Goal of the exercise -
One exact copy of the listing is needed. It should contain no pictures.
┌────────
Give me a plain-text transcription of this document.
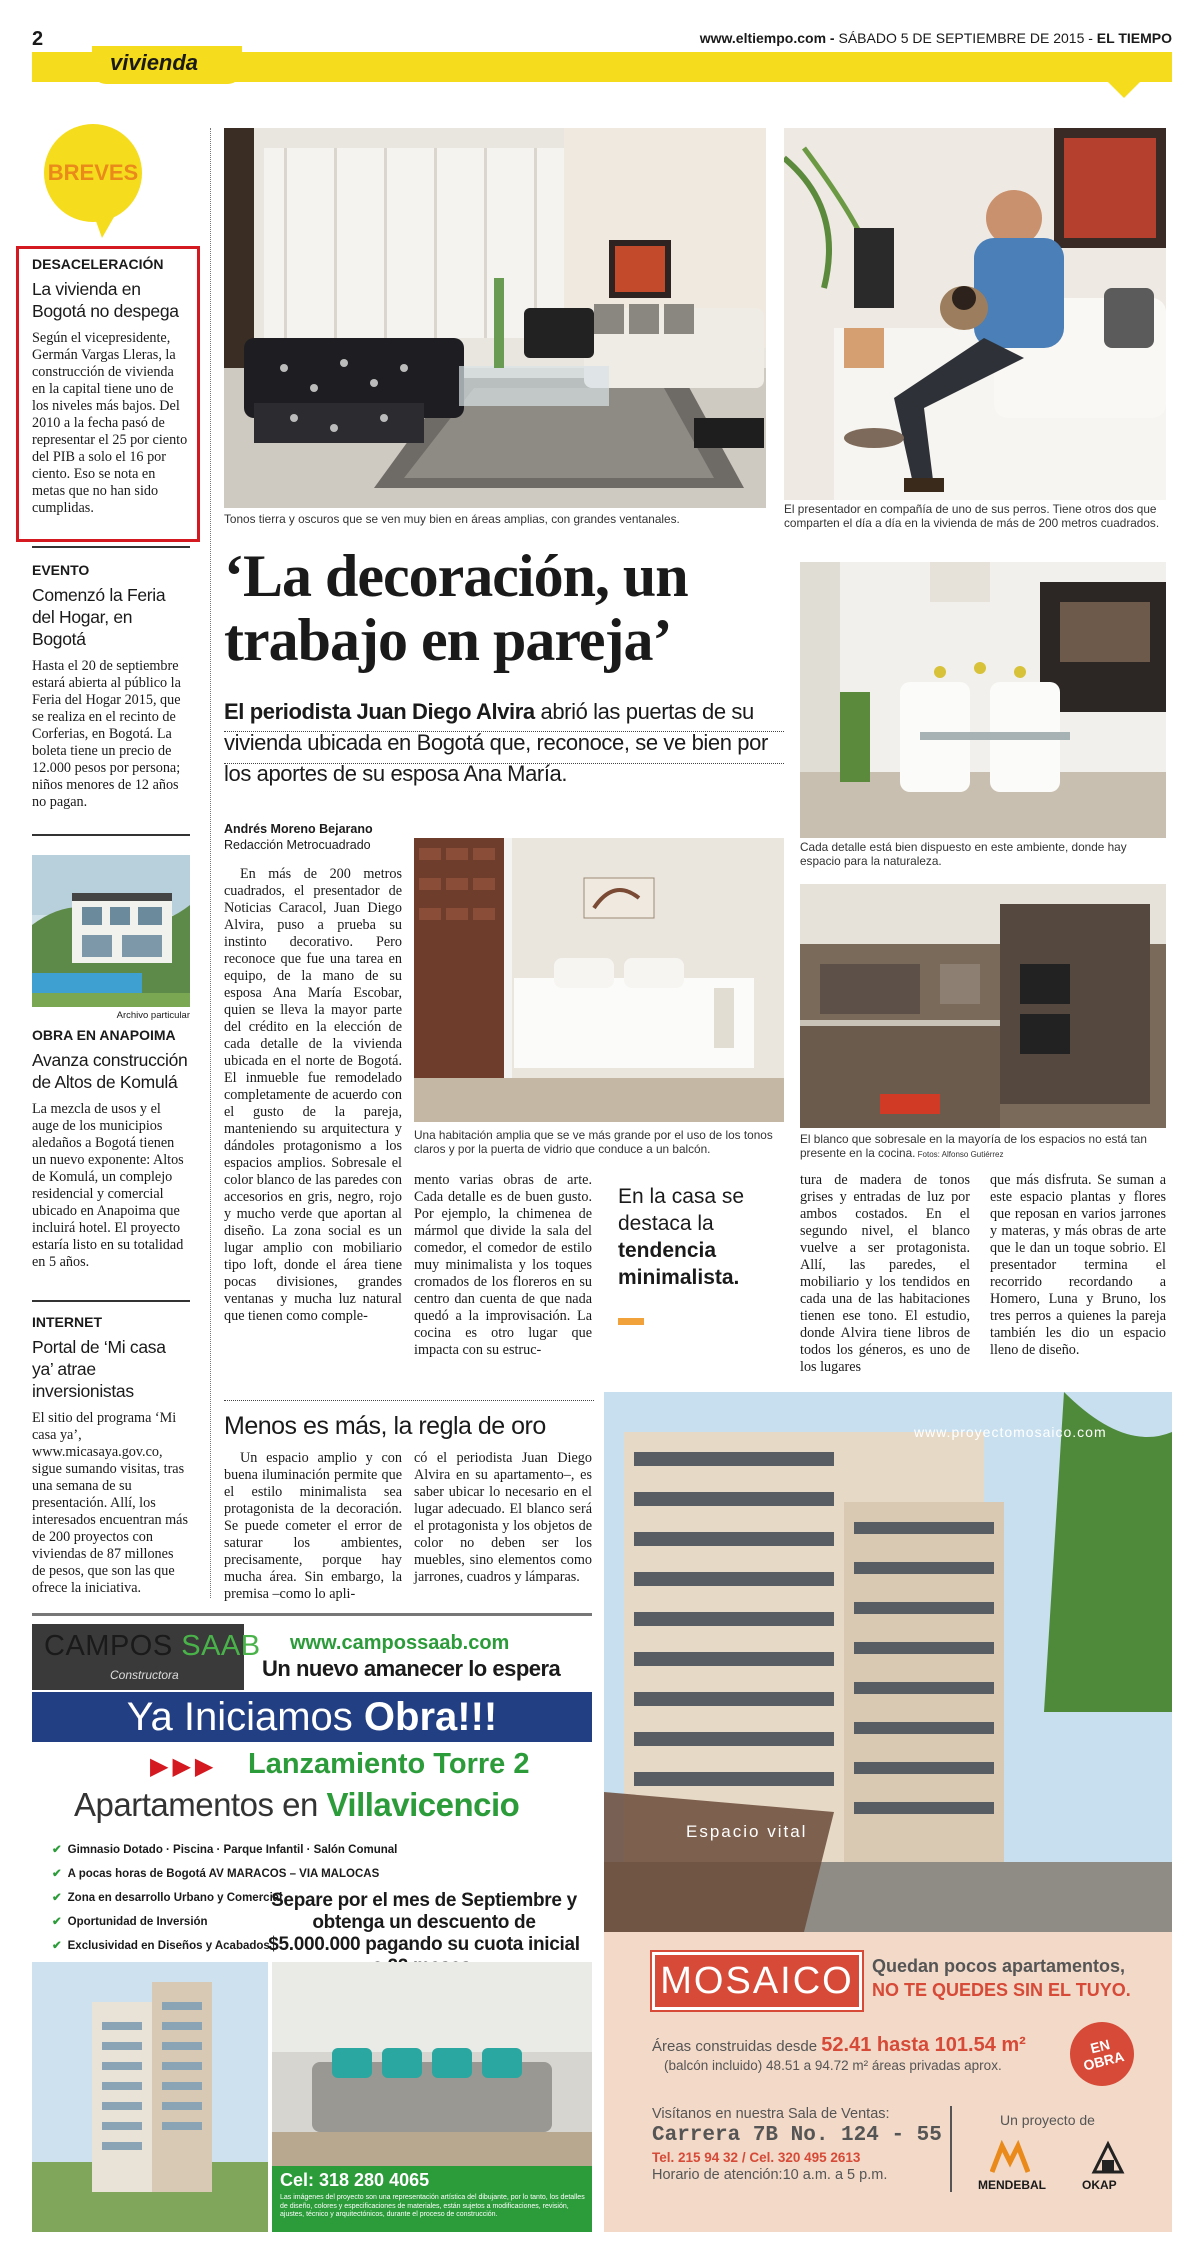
2	www.eltiempo.com - SÁBADO 5 DE SEPTIEMBRE DE 2015 - EL TIEMPO
vivienda
BREVES
DESACELERACIÓN
La vivienda en Bogotá no despega
Según el vicepresidente, Germán Vargas Lleras, la construcción de vivienda en la capital tiene uno de los niveles más bajos. Del 2010 a la fecha pasó de representar el 25 por ciento del PIB a solo el 16 por ciento. Eso se nota en metas que no han sido cumplidas.
EVENTO
Comenzó la Feria del Hogar, en Bogotá
Hasta el 20 de septiembre estará abierta al público la Feria del Hogar 2015, que se realiza en el recinto de Corferias, en Bogotá. La boleta tiene un precio de 12.000 pesos por persona; niños menores de 12 años no pagan.
Archivo particular
OBRA EN ANAPOIMA
Avanza construcción de Altos de Komulá
La mezcla de usos y el auge de los municipios aledaños a Bogotá tienen un nuevo exponente: Altos de Komulá, un complejo residencial y comercial ubicado en Anapoima que incluirá hotel. El proyecto estaría listo en su totalidad en 5 años.
INTERNET
Portal de ‘Mi casa ya’ atrae inversionistas
El sitio del programa ‘Mi casa ya’, www.micasaya.gov.co, sigue sumando visitas, tras una semana de su presentación. Allí, los interesados encuentran más de 200 proyectos con viviendas de 87 millones de pesos, que son las que ofrece la iniciativa.
Tonos tierra y oscuros que se ven muy bien en áreas amplias, con grandes ventanales.
El presentador en compañía de uno de sus perros. Tiene otros dos que comparten el día a día en la vivienda de más de 200 metros cuadrados.
‘La decoración, un
trabajo en pareja’
El periodista Juan Diego Alvira abrió las puertas de su vivienda ubicada en Bogotá que, reconoce, se ve bien por los aportes de su esposa Ana María.
Andrés Moreno Bejarano
Redacción Metrocuadrado	Cada detalle está bien dispuesto en este ambiente, donde hay espacio para la naturaleza.
Una habitación amplia que se ve más grande por el uso de los tonos claros y por la puerta de vidrio que conduce a un balcón.
El blanco que sobresale en la mayoría de los espacios no está tan presente en la cocina. Fotos: Alfonso Gutiérrez

En más de 200 metros cuadrados, el presentador de Noticias Caracol, Juan Diego Alvira, puso a prueba su instinto decorativo. Pero reconoce que fue una tarea en equipo, de la mano de su esposa Ana María Escobar, quien se lleva la mayor parte del crédito en la elección de cada detalle de la vivienda ubicada en el norte de Bogotá. El inmueble fue remodelado completamente de acuerdo con el gusto de la pareja, manteniendo su arquitectura y dándoles protagonismo a los espacios amplios. Sobresale el color blanco de las paredes con accesorios en gris, negro, rojo y mucho verde que aportan al diseño. La zona social es un lugar amplio con mobiliario tipo loft, donde el área tiene pocas divisiones, grandes ventanas y mucha luz natural que tienen como comple-

mento varias obras de arte. Cada detalle es de buen gusto. Por ejemplo, la chimenea de mármol que divide la sala del comedor, el comedor de estilo muy minimalista y los toques cromados de los floreros en su centro dan cuenta de que nada quedó a la improvisación. La cocina es otro lugar que impacta con su estruc-

En la casa se destaca la tendencia minimalista.

tura de madera de tonos grises y entradas de luz por ambos costados. En el segundo nivel, el blanco vuelve a ser protagonista. Allí, las paredes, el mobiliario y los tendidos en cada una de las habitaciones tienen ese tono. El estudio, donde Alvira tiene libros de todos los géneros, es uno de los lugares

que más disfruta. Se suman a este espacio plantas y flores que reposan en varios jarrones y materas, y más obras de arte que le dan un toque sobrio. El presentador termina el recorrido recordando a Homero, Luna y Bruno, los tres perros a quienes la pareja también les dio un espacio lleno de diseño.

Menos es más, la regla de oro

Un espacio amplio y con buena iluminación permite que el estilo minimalista sea protagonista de la decoración. Se puede cometer el error de saturar los ambientes, precisamente, porque hay mucha área. Sin embargo, la premisa –como lo apli-

có el periodista Juan Diego Alvira en su apartamento–, es saber ubicar lo necesario en el lugar adecuado. El blanco será el protagonista y los objetos de color no deben ser los muebles, sino elementos como jarrones, cuadros y lámparas.

CAMPOS SAAB
Constructora
www.campossaab.com
Un nuevo amanecer lo espera
Ya Iniciamos Obra!!!
▶▶▶ Lanzamiento Torre 2
Apartamentos en Villavicencio
✔ Gimnasio Dotado · Piscina · Parque Infantil · Salón Comunal
✔ A pocas horas de Bogotá AV MARACOS – VIA MALOCAS
✔ Zona en desarrollo Urbano y Comercial
✔ Oportunidad de Inversión
✔ Exclusividad en Diseños y Acabados
Separe por el mes de Septiembre y obtenga un descuento de $5.000.000 pagando su cuota inicial
Cel: 318 280 4065
Las imágenes del proyecto son una representación artística del dibujante, por lo tanto, los detalles de diseño, colores y especificaciones de materiales, están sujetos a modificaciones, revisión, ajustes, técnico y arquitectónicos, durante el proceso de construcción.
www.proyectomosaico.com
Espacio vital
MOSAICO	Quedan pocos apartamentos,
NO TE QUEDES SIN EL TUYO.
Áreas construidas desde 52.41 hasta 101.54 m²
(balcón incluido) 48.51 a 94.72 m² áreas privadas aprox.
EN OBRA
Visítanos en nuestra Sala de Ventas:
Carrera 7B No. 124 - 55
Tel. 215 94 32 / Cel. 320 495 2613
Horario de atención:10 a.m. a 5 p.m.
Un proyecto de
MENDEBAL	OKAP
└────────
Output below -
Give me a plain-text transcription of this document.
2	www.eltiempo.com - SÁBADO 5 DE SEPTIEMBRE DE 2015 - EL TIEMPO
vivienda
BREVES
DESACELERACIÓN
La vivienda en Bogotá no despega
Según el vicepresidente, Germán Vargas Lleras, la construcción de vivienda en la capital tiene uno de los niveles más bajos. Del 2010 a la fecha pasó de representar el 25 por ciento del PIB a solo el 16 por ciento. Eso se nota en metas que no han sido cumplidas.
EVENTO
Comenzó la Feria del Hogar, en Bogotá
Hasta el 20 de septiembre estará abierta al público la Feria del Hogar 2015, que se realiza en el recinto de Corferias, en Bogotá. La boleta tiene un precio de 12.000 pesos por persona; niños menores de 12 años no pagan.
Archivo particular
OBRA EN ANAPOIMA
Avanza construcción de Altos de Komulá
La mezcla de usos y el auge de los municipios aledaños a Bogotá tienen un nuevo exponente: Altos de Komulá, un complejo residencial y comercial ubicado en Anapoima que incluirá hotel. El proyecto estaría listo en su totalidad en 5 años.
INTERNET
Portal de ‘Mi casa ya’ atrae inversionistas
El sitio del programa ‘Mi casa ya’, www.micasaya.gov.co, sigue sumando visitas, tras una semana de su presentación. Allí, los interesados encuentran más de 200 proyectos con viviendas de 87 millones de pesos, que son las que ofrece la iniciativa.
Tonos tierra y oscuros que se ven muy bien en áreas amplias, con grandes ventanales.
El presentador en compañía de uno de sus perros. Tiene otros dos que comparten el día a día en la vivienda de más de 200 metros cuadrados.
‘La decoración, un
trabajo en pareja’
El periodista Juan Diego Alvira abrió las puertas de su vivienda ubicada en Bogotá que, reconoce, se ve bien por los aportes de su esposa Ana María.
Andrés Moreno Bejarano
Redacción Metrocuadrado	Cada detalle está bien dispuesto en este ambiente, donde hay espacio para la naturaleza.
Una habitación amplia que se ve más grande por el uso de los tonos claros y por la puerta de vidrio que conduce a un balcón.
El blanco que sobresale en la mayoría de los espacios no está tan presente en la cocina. Fotos: Alfonso Gutiérrez

En más de 200 metros cuadrados, el presentador de Noticias Caracol, Juan Diego Alvira, puso a prueba su instinto decorativo. Pero reconoce que fue una tarea en equipo, de la mano de su esposa Ana María Escobar, quien se lleva la mayor parte del crédito en la elección de cada detalle de la vivienda ubicada en el norte de Bogotá. El inmueble fue remodelado completamente de acuerdo con el gusto de la pareja, manteniendo su arquitectura y dándoles protagonismo a los espacios amplios. Sobresale el color blanco de las paredes con accesorios en gris, negro, rojo y mucho verde que aportan al diseño. La zona social es un lugar amplio con mobiliario tipo loft, donde el área tiene pocas divisiones, grandes ventanas y mucha luz natural que tienen como comple-

mento varias obras de arte. Cada detalle es de buen gusto. Por ejemplo, la chimenea de mármol que divide la sala del comedor, el comedor de estilo muy minimalista y los toques cromados de los floreros en su centro dan cuenta de que nada quedó a la improvisación. La cocina es otro lugar que impacta con su estruc-

En la casa se destaca la tendencia minimalista.

tura de madera de tonos grises y entradas de luz por ambos costados. En el segundo nivel, el blanco vuelve a ser protagonista. Allí, las paredes, el mobiliario y los tendidos en cada una de las habitaciones tienen ese tono. El estudio, donde Alvira tiene libros de todos los géneros, es uno de los lugares

que más disfruta. Se suman a este espacio plantas y flores que reposan en varios jarrones y materas, y más obras de arte que le dan un toque sobrio. El presentador termina el recorrido recordando a Homero, Luna y Bruno, los tres perros a quienes la pareja también les dio un espacio lleno de diseño.

Menos es más, la regla de oro

Un espacio amplio y con buena iluminación permite que el estilo minimalista sea protagonista de la decoración. Se puede cometer el error de saturar los ambientes, precisamente, porque hay mucha área. Sin embargo, la premisa –como lo apli-

có el periodista Juan Diego Alvira en su apartamento–, es saber ubicar lo necesario en el lugar adecuado. El blanco será el protagonista y los objetos de color no deben ser los muebles, sino elementos como jarrones, cuadros y lámparas.

CAMPOS SAAB
Constructora
www.campossaab.com
Un nuevo amanecer lo espera
Ya Iniciamos Obra!!!
▶▶▶ Lanzamiento Torre 2
Apartamentos en Villavicencio
✔ Gimnasio Dotado · Piscina · Parque Infantil · Salón Comunal
✔ A pocas horas de Bogotá AV MARACOS – VIA MALOCAS
✔ Zona en desarrollo Urbano y Comercial
✔ Oportunidad de Inversión
✔ Exclusividad en Diseños y Acabados
Separe por el mes de Septiembre y obtenga un descuento de $5.000.000 pagando su cuota inicial
Cel: 318 280 4065
Las imágenes del proyecto son una representación artística del dibujante, por lo tanto, los detalles de diseño, colores y especificaciones de materiales, están sujetos a modificaciones, revisión, ajustes, técnico y arquitectónicos, durante el proceso de construcción.
www.proyectomosaico.com
Espacio vital
MOSAICO	Quedan pocos apartamentos,
NO TE QUEDES SIN EL TUYO.
Áreas construidas desde 52.41 hasta 101.54 m²
(balcón incluido) 48.51 a 94.72 m² áreas privadas aprox.
EN OBRA
Visítanos en nuestra Sala de Ventas:
Carrera 7B No. 124 - 55
Tel. 215 94 32 / Cel. 320 495 2613
Horario de atención:10 a.m. a 5 p.m.
Un proyecto de
MENDEBAL	OKAP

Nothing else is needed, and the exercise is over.